* WORK INSTRUCTIONS
Only the lines from the one with "Transcribe the text in this document." to the last line belong in your answer; write them out exactly and drop the pictures.

————————

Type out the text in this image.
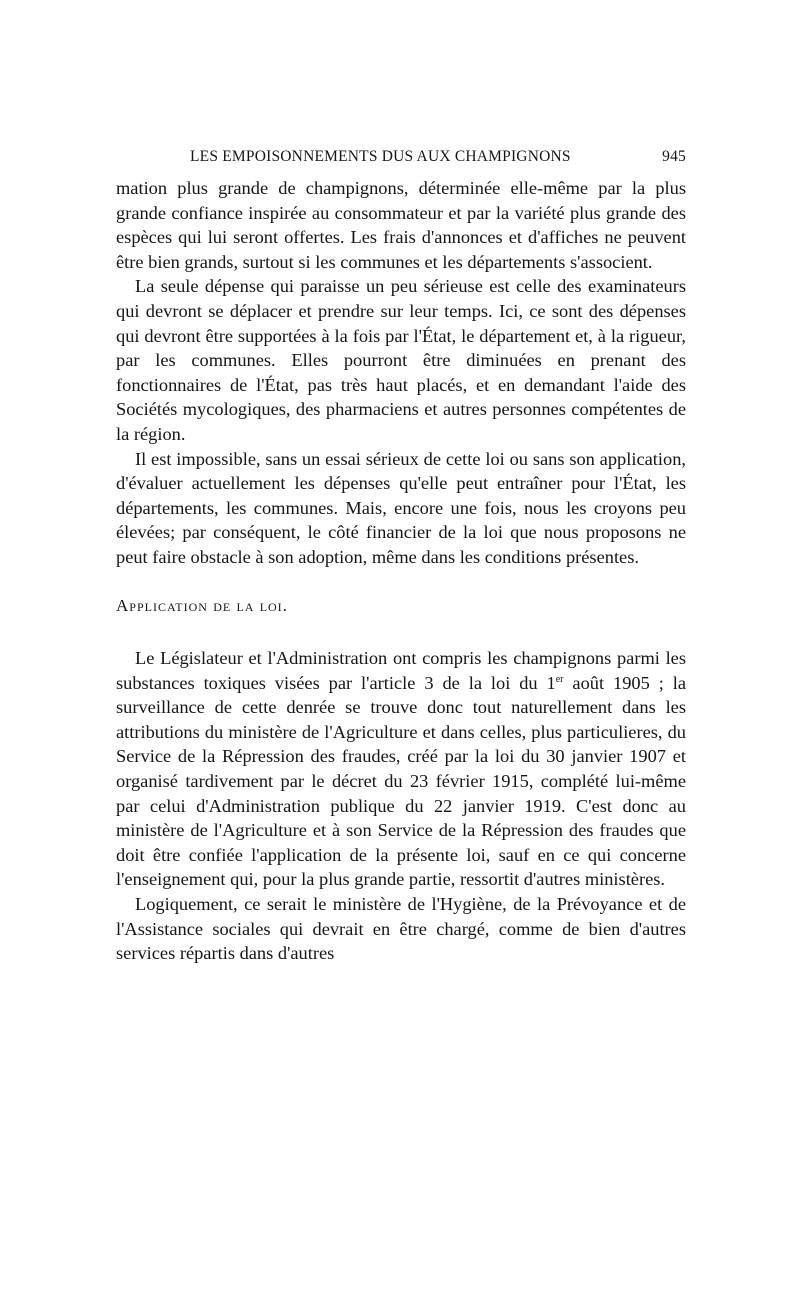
LES EMPOISONNEMENTS DUS AUX CHAMPIGNONS	945

mation plus grande de champignons, déterminée elle-même par la plus grande confiance inspirée au consommateur et par la variété plus grande des espèces qui lui seront offertes. Les frais d'annonces et d'affiches ne peuvent être bien grands, surtout si les communes et les départements s'associent.

La seule dépense qui paraisse un peu sérieuse est celle des examinateurs qui devront se déplacer et prendre sur leur temps. Ici, ce sont des dépenses qui devront être supportées à la fois par l'État, le département et, à la rigueur, par les communes. Elles pourront être diminuées en prenant des fonctionnaires de l'État, pas très haut placés, et en demandant l'aide des Sociétés mycologiques, des pharmaciens et autres personnes compétentes de la région.

Il est impossible, sans un essai sérieux de cette loi ou sans son application, d'évaluer actuellement les dépenses qu'elle peut entraîner pour l'État, les départements, les communes. Mais, encore une fois, nous les croyons peu élevées; par conséquent, le côté financier de la loi que nous proposons ne peut faire obstacle à son adoption, même dans les conditions présentes.

Application de la loi.

Le Législateur et l'Administration ont compris les champignons parmi les substances toxiques visées par l'article 3 de la loi du 1er août 1905 ; la surveillance de cette denrée se trouve donc tout naturellement dans les attributions du ministère de l'Agriculture et dans celles, plus particulieres, du Service de la Répression des fraudes, créé par la loi du 30 janvier 1907 et organisé tardivement par le décret du 23 février 1915, complété lui-même par celui d'Administration publique du 22 janvier 1919. C'est donc au ministère de l'Agriculture et à son Service de la Répression des fraudes que doit être confiée l'application de la présente loi, sauf en ce qui concerne l'enseignement qui, pour la plus grande partie, ressortit d'autres ministères.

Logiquement, ce serait le ministère de l'Hygiène, de la Prévoyance et de l'Assistance sociales qui devrait en être chargé, comme de bien d'autres services répartis dans d'autres
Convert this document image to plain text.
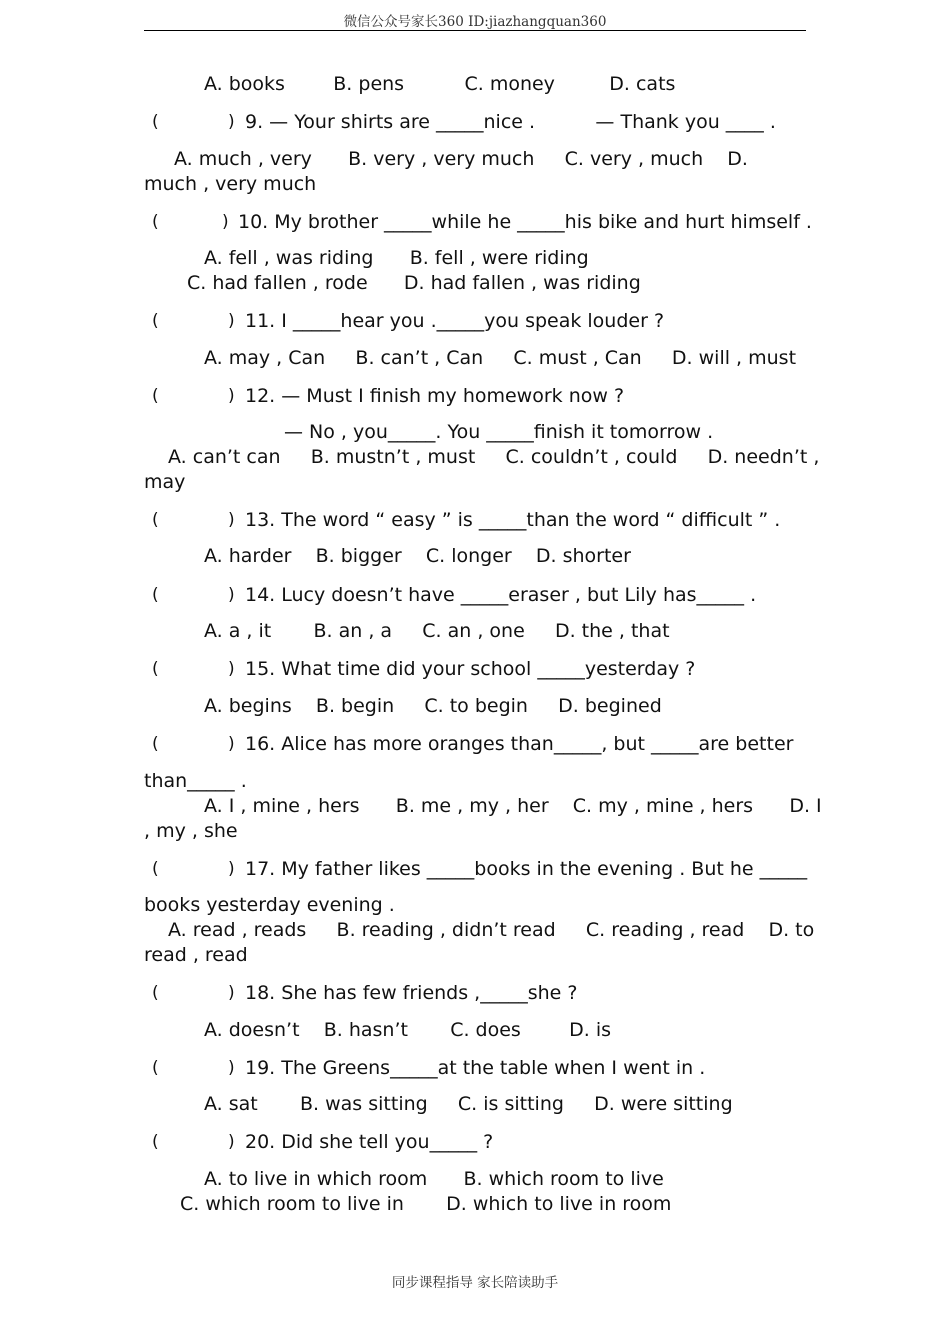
微信公众号家长360 ID:jiazhangquan360
A. books        B. pens          C. money         D. cats
(	) 9. — Your shirts are _____nice .          — Thank you ____ .
A. much , very      B. very , very much     C. very , much    D.
much , very much
(	) 10. My brother _____while he _____his bike and hurt himself .
A. fell , was riding      B. fell , were riding
C. had fallen , rode      D. had fallen , was riding
(	) 11. I _____hear you ._____you speak louder ?
A. may , Can     B. can’t , Can     C. must , Can     D. will , must
(	) 12. — Must I finish my homework now ?
— No , you_____. You _____finish it tomorrow .
A. can’t can     B. mustn’t , must     C. couldn’t , could     D. needn’t ,
may
(	) 13. The word “ easy ” is _____than the word “ difficult ” .
A. harder    B. bigger    C. longer    D. shorter
(	) 14. Lucy doesn’t have _____eraser , but Lily has_____ .
A. a , it       B. an , a     C. an , one     D. the , that
(	) 15. What time did your school _____yesterday ?
A. begins    B. begin     C. to begin     D. begined
(	) 16. Alice has more oranges than_____, but _____are better
than_____ .
A. I , mine , hers      B. me , my , her    C. my , mine , hers      D. I
, my , she
(	) 17. My father likes _____books in the evening . But he _____
books yesterday evening .
A. read , reads     B. reading , didn’t read     C. reading , read    D. to
read , read
(	) 18. She has few friends ,_____she ?
A. doesn’t    B. hasn’t       C. does        D. is
(	) 19. The Greens_____at the table when I went in .
A. sat       B. was sitting     C. is sitting     D. were sitting
(	) 20. Did she tell you_____ ?
A. to live in which room      B. which room to live
C. which room to live in       D. which to live in room
同步课程指导 家长陪读助手
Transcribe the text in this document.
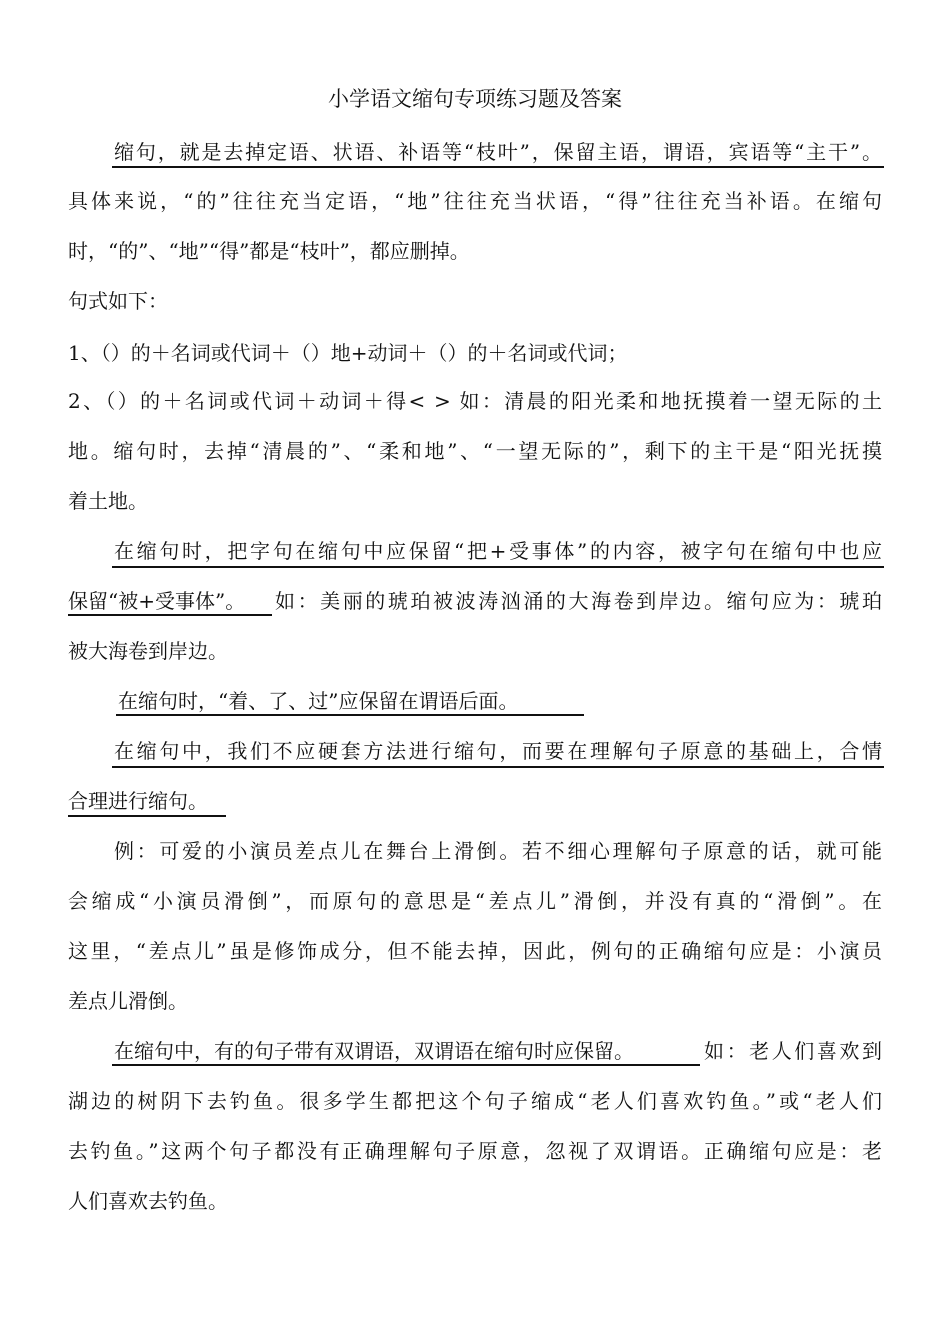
小学语文缩句专项练习题及答案
缩句，就是去掉定语、状语、补语等“枝叶”，保留主语，谓语，宾语等“主干”。
具体来说，“的”往往充当定语，“地”往往充当状语，“得”往往充当补语。在缩句
时，“的”、“地”“得”都是“枝叶”，都应删掉。
句式如下：
1、（）的＋名词或代词＋（）地+动词＋（）的＋名词或代词；
2、（）的＋名词或代词＋动词＋得< > 如：清晨的阳光柔和地抚摸着一望无际的土
地。缩句时，去掉“清晨的”、“柔和地”、“一望无际的”，剩下的主干是“阳光抚摸
着土地。
在缩句时，把字句在缩句中应保留“把+受事体”的内容，被字句在缩句中也应
保留“被+受事体”。	如：美丽的琥珀被波涛汹涌的大海卷到岸边。缩句应为：琥珀
被大海卷到岸边。
在缩句时，“着、了、过”应保留在谓语后面。
在缩句中，我们不应硬套方法进行缩句，而要在理解句子原意的基础上，合情
合理进行缩句。
例：可爱的小演员差点儿在舞台上滑倒。若不细心理解句子原意的话，就可能
会缩成“小演员滑倒”，而原句的意思是“差点儿”滑倒，并没有真的“滑倒”。在
这里，“差点儿”虽是修饰成分，但不能去掉，因此，例句的正确缩句应是：小演员
差点儿滑倒。
在缩句中，有的句子带有双谓语，双谓语在缩句时应保留。	如：老人们喜欢到
湖边的树阴下去钓鱼。很多学生都把这个句子缩成“老人们喜欢钓鱼。”或“老人们
去钓鱼。”这两个句子都没有正确理解句子原意，忽视了双谓语。正确缩句应是：老
人们喜欢去钓鱼。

————————

* REPLY
Transcribe the text in this document.
小学语文缩句专项练习题及答案
缩句，就是去掉定语、状语、补语等“枝叶”，保留主语，谓语，宾语等“主干”。
具体来说，“的”往往充当定语，“地”往往充当状语，“得”往往充当补语。在缩句
时，“的”、“地”“得”都是“枝叶”，都应删掉。
句式如下：
1、（）的＋名词或代词＋（）地+动词＋（）的＋名词或代词；
2、（）的＋名词或代词＋动词＋得< > 如：清晨的阳光柔和地抚摸着一望无际的土
地。缩句时，去掉“清晨的”、“柔和地”、“一望无际的”，剩下的主干是“阳光抚摸
着土地。
在缩句时，把字句在缩句中应保留“把+受事体”的内容，被字句在缩句中也应
保留“被+受事体”。	如：美丽的琥珀被波涛汹涌的大海卷到岸边。缩句应为：琥珀
被大海卷到岸边。
在缩句时，“着、了、过”应保留在谓语后面。
在缩句中，我们不应硬套方法进行缩句，而要在理解句子原意的基础上，合情
合理进行缩句。
例：可爱的小演员差点儿在舞台上滑倒。若不细心理解句子原意的话，就可能
会缩成“小演员滑倒”，而原句的意思是“差点儿”滑倒，并没有真的“滑倒”。在
这里，“差点儿”虽是修饰成分，但不能去掉，因此，例句的正确缩句应是：小演员
差点儿滑倒。
在缩句中，有的句子带有双谓语，双谓语在缩句时应保留。	如：老人们喜欢到
湖边的树阴下去钓鱼。很多学生都把这个句子缩成“老人们喜欢钓鱼。”或“老人们
去钓鱼。”这两个句子都没有正确理解句子原意，忽视了双谓语。正确缩句应是：老
人们喜欢去钓鱼。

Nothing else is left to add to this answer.